— Short exercise —
Reproduce the listing verbatim.

— Items —
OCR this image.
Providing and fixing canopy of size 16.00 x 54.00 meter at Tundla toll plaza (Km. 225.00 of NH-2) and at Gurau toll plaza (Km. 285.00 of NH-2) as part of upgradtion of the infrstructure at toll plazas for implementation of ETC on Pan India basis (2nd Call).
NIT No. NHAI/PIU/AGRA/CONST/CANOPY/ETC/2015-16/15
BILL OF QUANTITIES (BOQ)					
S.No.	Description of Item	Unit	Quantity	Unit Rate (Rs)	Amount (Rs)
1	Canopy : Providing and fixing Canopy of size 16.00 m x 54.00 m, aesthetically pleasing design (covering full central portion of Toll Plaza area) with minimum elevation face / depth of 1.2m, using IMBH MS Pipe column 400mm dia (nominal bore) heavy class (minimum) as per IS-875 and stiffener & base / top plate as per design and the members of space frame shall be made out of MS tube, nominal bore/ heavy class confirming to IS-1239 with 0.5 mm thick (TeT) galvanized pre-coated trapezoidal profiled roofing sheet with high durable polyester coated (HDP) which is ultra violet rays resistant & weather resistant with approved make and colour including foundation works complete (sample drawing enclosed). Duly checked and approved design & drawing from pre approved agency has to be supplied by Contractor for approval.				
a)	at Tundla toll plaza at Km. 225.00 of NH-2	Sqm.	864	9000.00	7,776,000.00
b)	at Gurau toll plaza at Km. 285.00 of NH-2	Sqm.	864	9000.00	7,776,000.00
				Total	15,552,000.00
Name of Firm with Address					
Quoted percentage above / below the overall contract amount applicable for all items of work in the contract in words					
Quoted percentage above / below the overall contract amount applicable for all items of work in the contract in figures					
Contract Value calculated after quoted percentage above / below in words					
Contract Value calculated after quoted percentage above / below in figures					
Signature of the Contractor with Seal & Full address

— Exercise result —
OCR this image.
Providing and fixing canopy of size 16.00 x 54.00 meter at Tundla toll plaza (Km. 225.00 of NH-2) and at Gurau toll plaza (Km. 285.00 of NH-2) as part of upgradtion of the infrstructure at toll plazas for implementation of ETC on Pan India basis (2nd Call).
NIT No. NHAI/PIU/AGRA/CONST/CANOPY/ETC/2015-16/15
BILL OF QUANTITIES (BOQ)					
S.No.	Description of Item	Unit	Quantity	Unit Rate (Rs)	Amount (Rs)
1	Canopy : Providing and fixing Canopy of size 16.00 m x 54.00 m, aesthetically pleasing design (covering full central portion of Toll Plaza area) with minimum elevation face / depth of 1.2m, using IMBH MS Pipe column 400mm dia (nominal bore) heavy class (minimum) as per IS-875 and stiffener & base / top plate as per design and the members of space frame shall be made out of MS tube, nominal bore/ heavy class confirming to IS-1239 with 0.5 mm thick (TeT) galvanized pre-coated trapezoidal profiled roofing sheet with high durable polyester coated (HDP) which is ultra violet rays resistant & weather resistant with approved make and colour including foundation works complete (sample drawing enclosed). Duly checked and approved design & drawing from pre approved agency has to be supplied by Contractor for approval.				
a)	at Tundla toll plaza at Km. 225.00 of NH-2	Sqm.	864	9000.00	7,776,000.00
b)	at Gurau toll plaza at Km. 285.00 of NH-2	Sqm.	864	9000.00	7,776,000.00
				Total	15,552,000.00
Name of Firm with Address					
Quoted percentage above / below the overall contract amount applicable for all items of work in the contract in words					
Quoted percentage above / below the overall contract amount applicable for all items of work in the contract in figures					
Contract Value calculated after quoted percentage above / below in words					
Contract Value calculated after quoted percentage above / below in figures					
Signature of the Contractor with Seal & Full address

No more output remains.